▶ _Dataset records_
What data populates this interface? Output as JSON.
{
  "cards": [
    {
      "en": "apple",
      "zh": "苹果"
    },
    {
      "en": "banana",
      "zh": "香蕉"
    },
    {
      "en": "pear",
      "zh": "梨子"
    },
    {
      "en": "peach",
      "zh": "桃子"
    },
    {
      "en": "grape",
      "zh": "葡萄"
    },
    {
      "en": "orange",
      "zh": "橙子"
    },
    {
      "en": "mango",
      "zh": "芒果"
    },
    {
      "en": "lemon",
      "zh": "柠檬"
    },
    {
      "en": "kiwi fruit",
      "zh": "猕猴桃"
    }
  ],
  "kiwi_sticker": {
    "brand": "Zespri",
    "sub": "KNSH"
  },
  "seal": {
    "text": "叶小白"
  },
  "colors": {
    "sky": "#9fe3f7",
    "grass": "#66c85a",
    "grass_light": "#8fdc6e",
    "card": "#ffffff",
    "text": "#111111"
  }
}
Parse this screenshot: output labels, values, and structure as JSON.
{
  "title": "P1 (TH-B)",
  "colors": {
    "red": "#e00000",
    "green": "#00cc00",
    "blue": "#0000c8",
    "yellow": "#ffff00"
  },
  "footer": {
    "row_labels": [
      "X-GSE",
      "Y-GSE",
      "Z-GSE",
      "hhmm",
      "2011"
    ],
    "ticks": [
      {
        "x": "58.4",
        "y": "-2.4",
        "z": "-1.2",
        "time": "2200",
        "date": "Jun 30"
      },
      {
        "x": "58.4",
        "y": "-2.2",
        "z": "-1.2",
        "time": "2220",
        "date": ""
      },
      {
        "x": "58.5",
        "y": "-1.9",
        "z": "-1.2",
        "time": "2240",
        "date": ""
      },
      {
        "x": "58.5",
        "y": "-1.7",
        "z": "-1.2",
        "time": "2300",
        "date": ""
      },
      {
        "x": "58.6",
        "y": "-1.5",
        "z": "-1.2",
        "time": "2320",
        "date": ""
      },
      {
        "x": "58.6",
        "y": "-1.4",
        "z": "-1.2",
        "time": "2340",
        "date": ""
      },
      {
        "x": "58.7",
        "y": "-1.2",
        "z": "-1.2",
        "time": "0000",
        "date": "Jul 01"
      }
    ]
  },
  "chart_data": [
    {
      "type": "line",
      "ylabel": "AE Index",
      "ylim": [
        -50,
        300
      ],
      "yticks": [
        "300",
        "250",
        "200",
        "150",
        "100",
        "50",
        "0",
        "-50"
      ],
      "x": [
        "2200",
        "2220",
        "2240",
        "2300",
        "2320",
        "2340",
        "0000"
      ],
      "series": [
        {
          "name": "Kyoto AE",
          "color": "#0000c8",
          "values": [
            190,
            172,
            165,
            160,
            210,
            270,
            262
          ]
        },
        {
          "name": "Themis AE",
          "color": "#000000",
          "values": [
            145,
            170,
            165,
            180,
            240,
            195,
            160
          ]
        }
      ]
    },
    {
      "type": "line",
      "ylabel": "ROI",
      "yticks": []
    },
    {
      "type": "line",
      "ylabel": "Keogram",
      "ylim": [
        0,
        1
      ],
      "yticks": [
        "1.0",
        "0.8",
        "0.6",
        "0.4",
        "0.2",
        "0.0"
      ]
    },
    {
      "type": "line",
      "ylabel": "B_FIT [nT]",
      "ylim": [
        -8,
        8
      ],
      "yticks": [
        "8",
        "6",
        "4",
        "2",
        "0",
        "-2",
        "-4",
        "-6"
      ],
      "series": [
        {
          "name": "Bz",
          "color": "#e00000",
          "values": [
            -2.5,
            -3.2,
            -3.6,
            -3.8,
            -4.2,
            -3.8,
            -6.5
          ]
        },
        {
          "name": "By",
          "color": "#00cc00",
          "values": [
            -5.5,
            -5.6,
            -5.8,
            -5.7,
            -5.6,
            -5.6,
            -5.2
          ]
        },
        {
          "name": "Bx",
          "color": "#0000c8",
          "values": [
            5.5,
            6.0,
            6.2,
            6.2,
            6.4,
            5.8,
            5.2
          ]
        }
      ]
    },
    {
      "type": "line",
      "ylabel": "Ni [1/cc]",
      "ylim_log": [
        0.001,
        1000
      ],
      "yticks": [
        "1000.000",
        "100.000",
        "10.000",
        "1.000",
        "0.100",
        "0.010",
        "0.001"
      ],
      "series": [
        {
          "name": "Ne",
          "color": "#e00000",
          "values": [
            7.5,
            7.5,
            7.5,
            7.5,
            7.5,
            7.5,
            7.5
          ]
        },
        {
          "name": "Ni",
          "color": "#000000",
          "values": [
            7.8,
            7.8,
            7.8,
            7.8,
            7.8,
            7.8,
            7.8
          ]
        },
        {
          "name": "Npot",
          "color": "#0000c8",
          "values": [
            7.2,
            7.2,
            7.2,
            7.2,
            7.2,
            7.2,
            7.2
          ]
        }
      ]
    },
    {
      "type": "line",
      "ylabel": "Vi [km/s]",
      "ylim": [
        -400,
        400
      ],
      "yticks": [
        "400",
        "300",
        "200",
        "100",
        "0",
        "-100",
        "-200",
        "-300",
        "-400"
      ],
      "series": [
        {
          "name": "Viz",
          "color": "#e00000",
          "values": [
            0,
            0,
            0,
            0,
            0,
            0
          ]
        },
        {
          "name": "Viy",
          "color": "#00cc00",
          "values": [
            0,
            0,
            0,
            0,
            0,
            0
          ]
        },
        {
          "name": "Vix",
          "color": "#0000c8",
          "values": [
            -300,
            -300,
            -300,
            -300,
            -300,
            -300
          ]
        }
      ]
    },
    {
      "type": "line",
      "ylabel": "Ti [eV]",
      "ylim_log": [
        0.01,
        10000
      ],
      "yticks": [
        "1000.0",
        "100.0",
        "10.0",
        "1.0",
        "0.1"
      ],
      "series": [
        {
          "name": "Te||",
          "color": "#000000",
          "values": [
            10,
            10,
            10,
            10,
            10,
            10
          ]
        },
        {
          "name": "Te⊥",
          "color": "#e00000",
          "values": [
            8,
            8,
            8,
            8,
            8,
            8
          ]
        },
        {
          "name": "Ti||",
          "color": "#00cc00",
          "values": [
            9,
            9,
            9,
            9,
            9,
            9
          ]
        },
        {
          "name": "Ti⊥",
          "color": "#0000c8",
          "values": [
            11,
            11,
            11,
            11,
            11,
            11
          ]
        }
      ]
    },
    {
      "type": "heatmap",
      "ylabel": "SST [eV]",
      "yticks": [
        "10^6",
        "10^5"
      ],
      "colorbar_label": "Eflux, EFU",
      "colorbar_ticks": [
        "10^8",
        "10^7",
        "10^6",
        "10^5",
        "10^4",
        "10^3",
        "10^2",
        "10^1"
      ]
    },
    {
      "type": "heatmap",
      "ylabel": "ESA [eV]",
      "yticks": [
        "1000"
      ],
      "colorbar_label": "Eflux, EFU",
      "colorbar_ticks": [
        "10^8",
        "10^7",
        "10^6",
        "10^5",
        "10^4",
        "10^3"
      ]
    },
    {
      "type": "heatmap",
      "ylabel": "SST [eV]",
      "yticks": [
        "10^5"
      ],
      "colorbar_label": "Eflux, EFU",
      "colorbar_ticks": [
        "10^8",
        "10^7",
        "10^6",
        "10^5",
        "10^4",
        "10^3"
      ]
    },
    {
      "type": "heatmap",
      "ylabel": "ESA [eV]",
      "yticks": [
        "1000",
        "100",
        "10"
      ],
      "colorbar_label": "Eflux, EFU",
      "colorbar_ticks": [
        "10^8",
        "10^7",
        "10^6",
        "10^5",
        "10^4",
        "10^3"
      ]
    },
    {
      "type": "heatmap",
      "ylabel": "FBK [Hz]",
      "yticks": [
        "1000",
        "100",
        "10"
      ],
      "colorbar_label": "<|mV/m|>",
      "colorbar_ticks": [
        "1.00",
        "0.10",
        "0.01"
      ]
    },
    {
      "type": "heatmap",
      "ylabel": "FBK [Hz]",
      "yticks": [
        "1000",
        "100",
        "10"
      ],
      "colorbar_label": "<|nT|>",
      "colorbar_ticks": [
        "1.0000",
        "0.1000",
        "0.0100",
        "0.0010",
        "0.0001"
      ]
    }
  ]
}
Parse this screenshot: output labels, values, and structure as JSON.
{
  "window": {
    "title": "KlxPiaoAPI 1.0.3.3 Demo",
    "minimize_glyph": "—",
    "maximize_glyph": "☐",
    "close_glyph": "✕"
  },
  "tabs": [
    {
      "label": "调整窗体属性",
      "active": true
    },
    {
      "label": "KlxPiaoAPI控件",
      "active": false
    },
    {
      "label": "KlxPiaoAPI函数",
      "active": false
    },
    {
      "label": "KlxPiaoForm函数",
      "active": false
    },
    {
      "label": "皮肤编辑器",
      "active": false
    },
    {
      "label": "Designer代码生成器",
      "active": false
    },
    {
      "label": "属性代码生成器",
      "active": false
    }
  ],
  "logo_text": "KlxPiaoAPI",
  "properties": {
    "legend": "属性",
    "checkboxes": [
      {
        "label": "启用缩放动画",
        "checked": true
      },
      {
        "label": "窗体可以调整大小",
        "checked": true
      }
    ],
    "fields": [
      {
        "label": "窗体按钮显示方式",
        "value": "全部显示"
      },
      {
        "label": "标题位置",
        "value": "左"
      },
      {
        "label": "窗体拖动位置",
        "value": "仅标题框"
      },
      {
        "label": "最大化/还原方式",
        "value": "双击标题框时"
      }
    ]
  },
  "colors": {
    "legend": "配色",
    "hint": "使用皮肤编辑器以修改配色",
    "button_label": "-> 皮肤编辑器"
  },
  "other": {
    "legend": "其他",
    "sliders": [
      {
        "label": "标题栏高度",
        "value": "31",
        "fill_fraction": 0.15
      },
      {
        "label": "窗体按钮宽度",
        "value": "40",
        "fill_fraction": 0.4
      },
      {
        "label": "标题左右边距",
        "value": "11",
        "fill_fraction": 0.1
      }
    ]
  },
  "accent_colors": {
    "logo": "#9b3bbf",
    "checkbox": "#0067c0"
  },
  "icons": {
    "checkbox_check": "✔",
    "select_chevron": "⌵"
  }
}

▶ _Given task_
Identify each line in the records above that contains the word "title", and copy it out in full.

▶ _Solution for this problem_
  "title": "P1 (TH-B)",
    "title": "KlxPiaoAPI 1.0.3.3 Demo",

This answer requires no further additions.